■ **Brief**
Your answer should be a single number: the count of lines containing "this".

--

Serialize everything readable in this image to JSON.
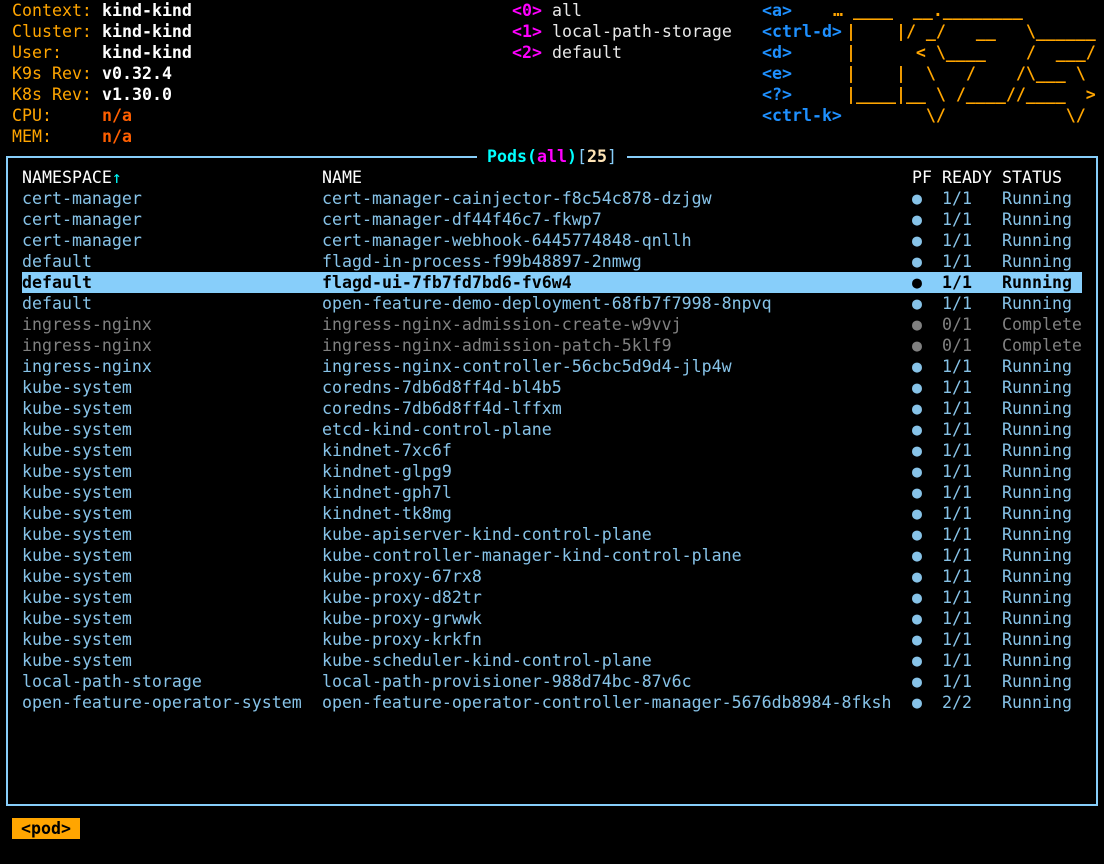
{
  "info": [
    {
      "label": "Context:",
      "value": "kind-kind",
      "kind": "val"
    },
    {
      "label": "Cluster:",
      "value": "kind-kind",
      "kind": "val"
    },
    {
      "label": "User:",
      "value": "kind-kind",
      "kind": "val"
    },
    {
      "label": "K9s Rev:",
      "value": "v0.32.4",
      "kind": "val"
    },
    {
      "label": "K8s Rev:",
      "value": "v1.30.0",
      "kind": "val"
    },
    {
      "label": "CPU:",
      "value": "n/a",
      "kind": "warn"
    },
    {
      "label": "MEM:",
      "value": "n/a",
      "kind": "warn"
    }
  ],
  "namespaces": [
    {
      "key": "<0>",
      "label": "all"
    },
    {
      "key": "<1>",
      "label": "local-path-storage"
    },
    {
      "key": "<2>",
      "label": "default"
    }
  ],
  "hotkeys": [
    "<a>",
    "<ctrl-d>",
    "<d>",
    "<e>",
    "<?>",
    "<ctrl-k>"
  ],
  "logo": [
    "… ____  __.________       ",
    "|    |/ _/   __   \\______",
    "|      < \\____    /  ___/",
    "|    |  \\   /    /\\___ \\ ",
    "|____|__ \\ /____//____  >",
    "        \\/            \\/ "
  ],
  "title": {
    "resource": "Pods",
    "open": "(",
    "ns": "all",
    "close": ")",
    "count_open": "[",
    "count": "25",
    "count_close": "]"
  },
  "columns": {
    "namespace": "NAMESPACE",
    "sort_arrow": "↑",
    "name": "NAME",
    "pf": "PF",
    "ready": "READY",
    "status": "STATUS"
  },
  "pods": [
    {
      "namespace": "cert-manager",
      "name": "cert-manager-cainjector-f8c54c878-dzjgw",
      "pf": "●",
      "ready": "1/1",
      "status": "Running"
    },
    {
      "namespace": "cert-manager",
      "name": "cert-manager-df44f46c7-fkwp7",
      "pf": "●",
      "ready": "1/1",
      "status": "Running"
    },
    {
      "namespace": "cert-manager",
      "name": "cert-manager-webhook-6445774848-qnllh",
      "pf": "●",
      "ready": "1/1",
      "status": "Running"
    },
    {
      "namespace": "default",
      "name": "flagd-in-process-f99b48897-2nmwg",
      "pf": "●",
      "ready": "1/1",
      "status": "Running"
    },
    {
      "namespace": "default",
      "name": "flagd-ui-7fb7fd7bd6-fv6w4",
      "pf": "●",
      "ready": "1/1",
      "status": "Running",
      "selected": true
    },
    {
      "namespace": "default",
      "name": "open-feature-demo-deployment-68fb7f7998-8npvq",
      "pf": "●",
      "ready": "1/1",
      "status": "Running"
    },
    {
      "namespace": "ingress-nginx",
      "name": "ingress-nginx-admission-create-w9vvj",
      "pf": "●",
      "ready": "0/1",
      "status": "Completed",
      "dim": true
    },
    {
      "namespace": "ingress-nginx",
      "name": "ingress-nginx-admission-patch-5klf9",
      "pf": "●",
      "ready": "0/1",
      "status": "Completed",
      "dim": true
    },
    {
      "namespace": "ingress-nginx",
      "name": "ingress-nginx-controller-56cbc5d9d4-jlp4w",
      "pf": "●",
      "ready": "1/1",
      "status": "Running"
    },
    {
      "namespace": "kube-system",
      "name": "coredns-7db6d8ff4d-bl4b5",
      "pf": "●",
      "ready": "1/1",
      "status": "Running"
    },
    {
      "namespace": "kube-system",
      "name": "coredns-7db6d8ff4d-lffxm",
      "pf": "●",
      "ready": "1/1",
      "status": "Running"
    },
    {
      "namespace": "kube-system",
      "name": "etcd-kind-control-plane",
      "pf": "●",
      "ready": "1/1",
      "status": "Running"
    },
    {
      "namespace": "kube-system",
      "name": "kindnet-7xc6f",
      "pf": "●",
      "ready": "1/1",
      "status": "Running"
    },
    {
      "namespace": "kube-system",
      "name": "kindnet-glpg9",
      "pf": "●",
      "ready": "1/1",
      "status": "Running"
    },
    {
      "namespace": "kube-system",
      "name": "kindnet-gph7l",
      "pf": "●",
      "ready": "1/1",
      "status": "Running"
    },
    {
      "namespace": "kube-system",
      "name": "kindnet-tk8mg",
      "pf": "●",
      "ready": "1/1",
      "status": "Running"
    },
    {
      "namespace": "kube-system",
      "name": "kube-apiserver-kind-control-plane",
      "pf": "●",
      "ready": "1/1",
      "status": "Running"
    },
    {
      "namespace": "kube-system",
      "name": "kube-controller-manager-kind-control-plane",
      "pf": "●",
      "ready": "1/1",
      "status": "Running"
    },
    {
      "namespace": "kube-system",
      "name": "kube-proxy-67rx8",
      "pf": "●",
      "ready": "1/1",
      "status": "Running"
    },
    {
      "namespace": "kube-system",
      "name": "kube-proxy-d82tr",
      "pf": "●",
      "ready": "1/1",
      "status": "Running"
    },
    {
      "namespace": "kube-system",
      "name": "kube-proxy-grwwk",
      "pf": "●",
      "ready": "1/1",
      "status": "Running"
    },
    {
      "namespace": "kube-system",
      "name": "kube-proxy-krkfn",
      "pf": "●",
      "ready": "1/1",
      "status": "Running"
    },
    {
      "namespace": "kube-system",
      "name": "kube-scheduler-kind-control-plane",
      "pf": "●",
      "ready": "1/1",
      "status": "Running"
    },
    {
      "namespace": "local-path-storage",
      "name": "local-path-provisioner-988d74bc-87v6c",
      "pf": "●",
      "ready": "1/1",
      "status": "Running"
    },
    {
      "namespace": "open-feature-operator-system",
      "name": "open-feature-operator-controller-manager-5676db8984-8fksh",
      "pf": "●",
      "ready": "2/2",
      "status": "Running"
    }
  ],
  "breadcrumb": "<pod>",
  "colors": {
    "label": "#ffa500",
    "row": "#87c3e8",
    "selected_bg": "#87cefa",
    "dim": "#808080",
    "border": "#87cefa",
    "ns_key": "#ff00ff",
    "hotkey": "#1e90ff",
    "warn": "#ff5f00"
  }
}
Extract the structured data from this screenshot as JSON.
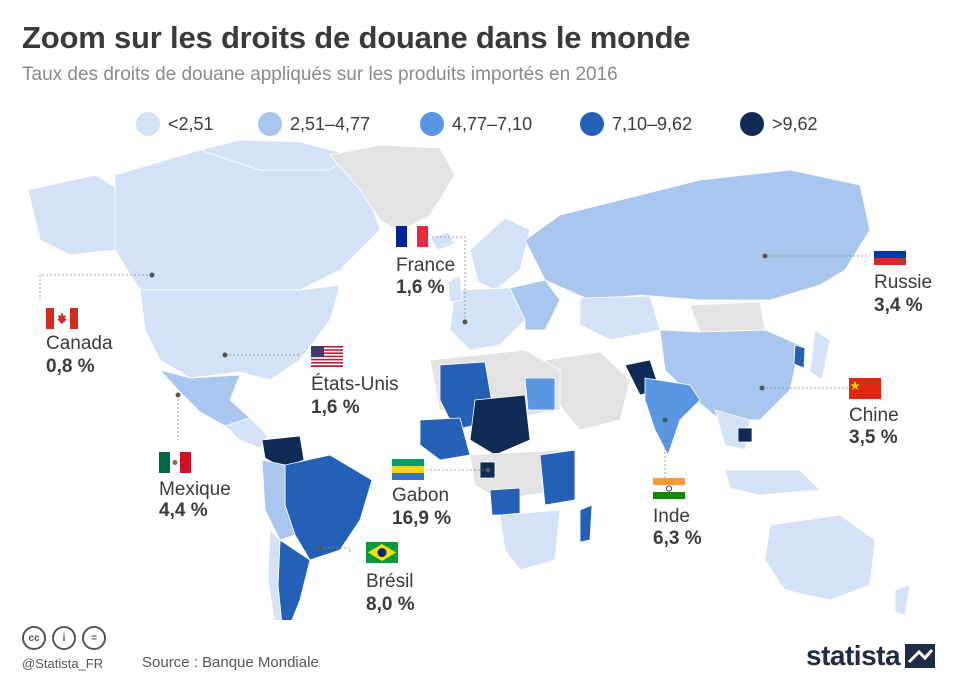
{
  "header": {
    "title": "Zoom sur les droits de douane dans le monde",
    "subtitle": "Taux des droits de douane appliqués sur les produits importés en 2016"
  },
  "legend": [
    {
      "label": "<2,51",
      "color": "#d3e2f6"
    },
    {
      "label": "2,51–4,77",
      "color": "#a9c6ee"
    },
    {
      "label": "4,77–7,10",
      "color": "#5a96e2"
    },
    {
      "label": "7,10–9,62",
      "color": "#2460b5"
    },
    {
      "label": ">9,62",
      "color": "#0f2a55"
    }
  ],
  "map": {
    "no_data_color": "#e3e3e3",
    "highlight_color": "#2a2f8a"
  },
  "callouts": {
    "canada": {
      "name": "Canada",
      "value": "0,8 %",
      "flag_icon": "canada-flag-icon"
    },
    "etats_unis": {
      "name": "États-Unis",
      "value": "1,6 %",
      "flag_icon": "usa-flag-icon"
    },
    "mexique": {
      "name": "Mexique",
      "value": "4,4 %",
      "flag_icon": "mexico-flag-icon"
    },
    "france": {
      "name": "France",
      "value": "1,6 %",
      "flag_icon": "france-flag-icon"
    },
    "gabon": {
      "name": "Gabon",
      "value": "16,9 %",
      "flag_icon": "gabon-flag-icon"
    },
    "bresil": {
      "name": "Brésil",
      "value": "8,0 %",
      "flag_icon": "brazil-flag-icon"
    },
    "russie": {
      "name": "Russie",
      "value": "3,4 %",
      "flag_icon": "russia-flag-icon"
    },
    "chine": {
      "name": "Chine",
      "value": "3,5 %",
      "flag_icon": "china-flag-icon"
    },
    "inde": {
      "name": "Inde",
      "value": "6,3 %",
      "flag_icon": "india-flag-icon"
    }
  },
  "footer": {
    "handle": "@Statista_FR",
    "source": "Source : Banque Mondiale",
    "brand": "statista",
    "license_icons": [
      "cc-icon",
      "attribution-icon",
      "no-derivatives-icon"
    ],
    "license_icon_glyphs": [
      "cc",
      "i",
      "="
    ]
  }
}
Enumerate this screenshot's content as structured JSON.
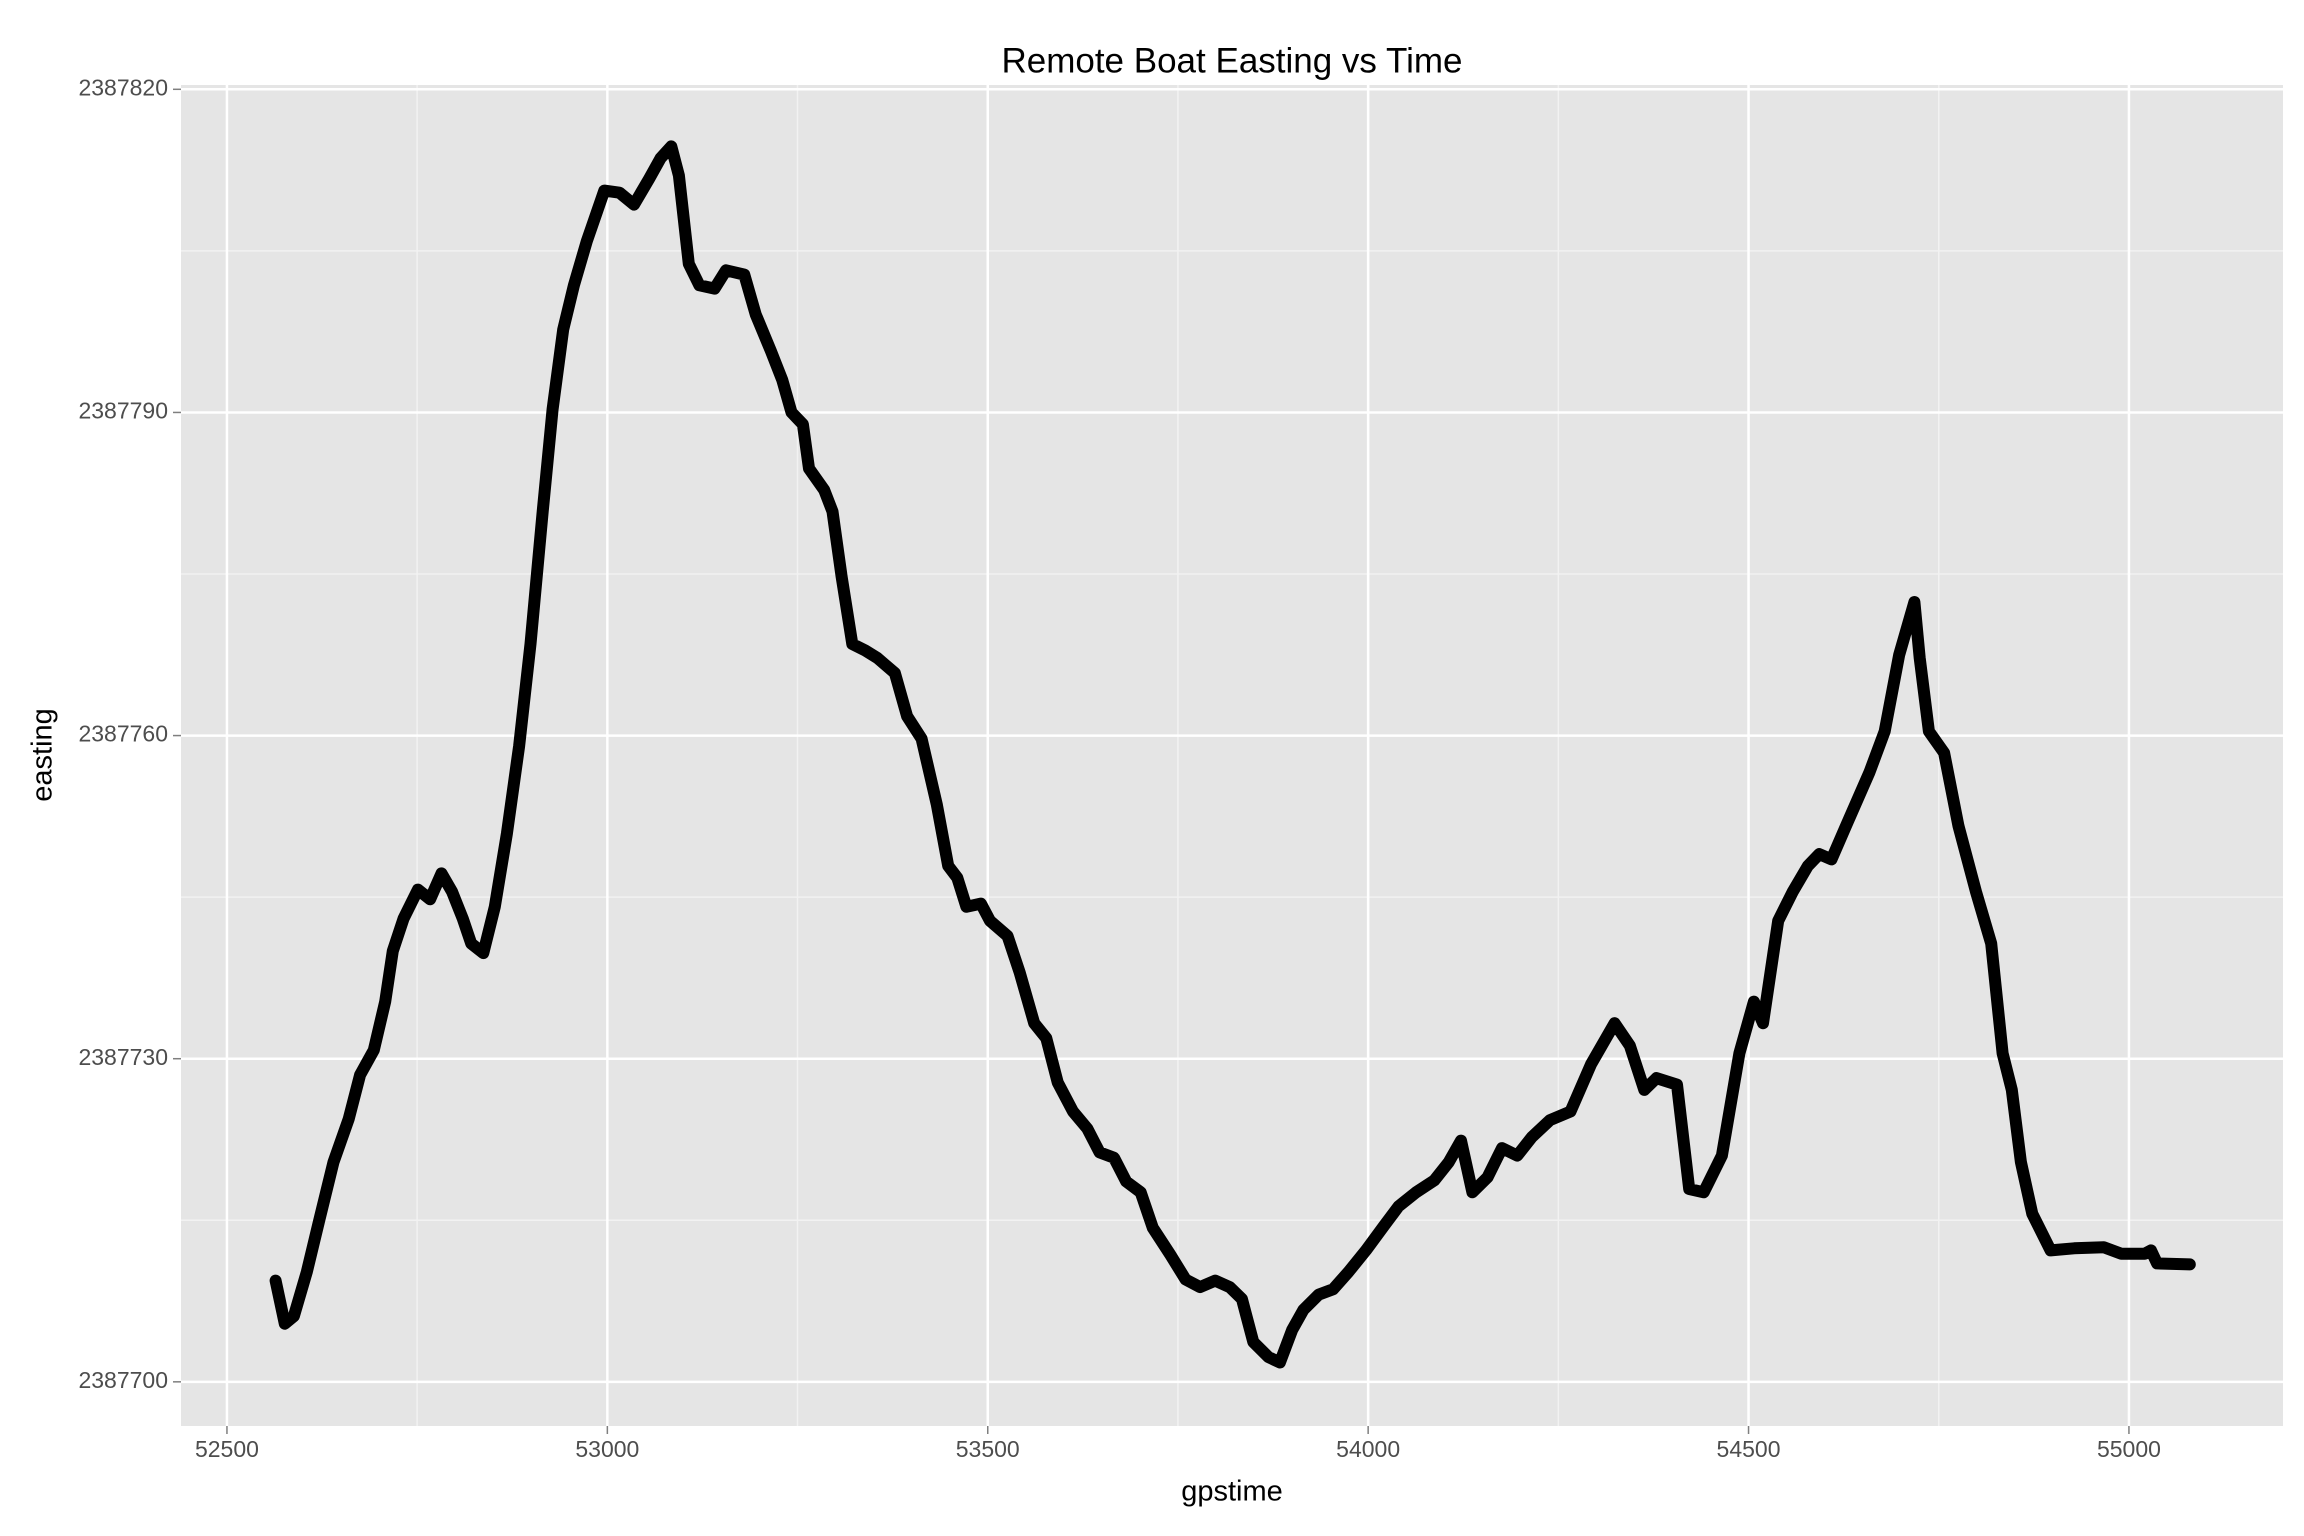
{
  "chart_data": {
    "type": "line",
    "title": "Remote Boat Easting vs Time",
    "x_label": "gpstime",
    "y_label": "easting",
    "color": "#000000",
    "grid": true,
    "minor_grid": true,
    "background": "#e5e5e5",
    "xlim": [
      52439.6,
      55202.5
    ],
    "ylim": [
      2387695.9,
      2387820.4
    ],
    "xticks": [
      52500,
      53000,
      53500,
      54000,
      54500,
      55000
    ],
    "yticks": [
      2387700,
      2387730,
      2387760,
      2387790,
      2387820
    ],
    "x": [
      52564,
      52576,
      52588,
      52605,
      52621,
      52640,
      52660,
      52675,
      52693,
      52708,
      52718,
      52732,
      52751,
      52767,
      52782,
      52796,
      52810,
      52821,
      52837,
      52852,
      52868,
      52884,
      52899,
      52915,
      52928,
      52942,
      52956,
      52973,
      52996,
      53016,
      53035,
      53055,
      53070,
      53084,
      53094,
      53107,
      53121,
      53141,
      53156,
      53180,
      53195,
      53215,
      53230,
      53242,
      53257,
      53265,
      53285,
      53296,
      53308,
      53322,
      53339,
      53355,
      53378,
      53394,
      53413,
      53433,
      53448,
      53460,
      53472,
      53491,
      53503,
      53526,
      53542,
      53561,
      53577,
      53592,
      53612,
      53631,
      53647,
      53666,
      53682,
      53701,
      53717,
      53740,
      53760,
      53779,
      53799,
      53818,
      53834,
      53849,
      53869,
      53884,
      53900,
      53915,
      53935,
      53954,
      53974,
      53997,
      54021,
      54040,
      54063,
      54087,
      54106,
      54122,
      54137,
      54157,
      54176,
      54196,
      54215,
      54239,
      54266,
      54293,
      54324,
      54344,
      54363,
      54379,
      54406,
      54422,
      54441,
      54465,
      54488,
      54507,
      54519,
      54539,
      54558,
      54578,
      54593,
      54609,
      54628,
      54659,
      54679,
      54698,
      54718,
      54725,
      54737,
      54757,
      54776,
      54799,
      54819,
      54834,
      54846,
      54858,
      54873,
      54897,
      54928,
      54967,
      54990,
      55021,
      55029,
      55037,
      55080
    ],
    "values": [
      2387709.4,
      2387705.4,
      2387706.1,
      2387710.2,
      2387714.9,
      2387720.4,
      2387724.4,
      2387728.5,
      2387730.8,
      2387735.3,
      2387740.0,
      2387743.0,
      2387745.7,
      2387744.8,
      2387747.2,
      2387745.5,
      2387743.0,
      2387740.7,
      2387739.8,
      2387744.1,
      2387750.9,
      2387759.0,
      2387768.5,
      2387780.8,
      2387790.3,
      2387797.7,
      2387801.8,
      2387805.9,
      2387810.6,
      2387810.4,
      2387809.3,
      2387811.7,
      2387813.6,
      2387814.7,
      2387812.0,
      2387803.8,
      2387801.8,
      2387801.5,
      2387803.2,
      2387802.8,
      2387799.1,
      2387795.7,
      2387793.0,
      2387790.0,
      2387788.9,
      2387784.8,
      2387782.8,
      2387780.8,
      2387774.7,
      2387768.5,
      2387767.9,
      2387767.2,
      2387765.8,
      2387761.8,
      2387759.7,
      2387753.6,
      2387747.9,
      2387746.8,
      2387744.1,
      2387744.4,
      2387742.8,
      2387741.4,
      2387738.0,
      2387733.3,
      2387731.9,
      2387727.8,
      2387725.1,
      2387723.5,
      2387721.3,
      2387720.8,
      2387718.6,
      2387717.6,
      2387714.3,
      2387711.8,
      2387709.5,
      2387708.8,
      2387709.4,
      2387708.8,
      2387707.7,
      2387703.7,
      2387702.3,
      2387701.8,
      2387704.8,
      2387706.7,
      2387708.1,
      2387708.6,
      2387710.2,
      2387712.2,
      2387714.5,
      2387716.3,
      2387717.6,
      2387718.7,
      2387720.4,
      2387722.4,
      2387717.6,
      2387719.0,
      2387721.7,
      2387721.0,
      2387722.7,
      2387724.3,
      2387725.1,
      2387729.5,
      2387733.3,
      2387731.2,
      2387727.1,
      2387728.2,
      2387727.6,
      2387717.9,
      2387717.6,
      2387721.0,
      2387730.5,
      2387735.3,
      2387733.3,
      2387742.8,
      2387745.5,
      2387747.9,
      2387749.0,
      2387748.5,
      2387751.6,
      2387756.6,
      2387760.4,
      2387767.5,
      2387772.4,
      2387767.2,
      2387760.4,
      2387758.4,
      2387751.6,
      2387745.5,
      2387740.7,
      2387730.5,
      2387727.1,
      2387720.4,
      2387715.6,
      2387712.2,
      2387712.4,
      2387712.5,
      2387711.9,
      2387711.9,
      2387712.2,
      2387711.0,
      2387710.9
    ]
  }
}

--

■ **The reply**
3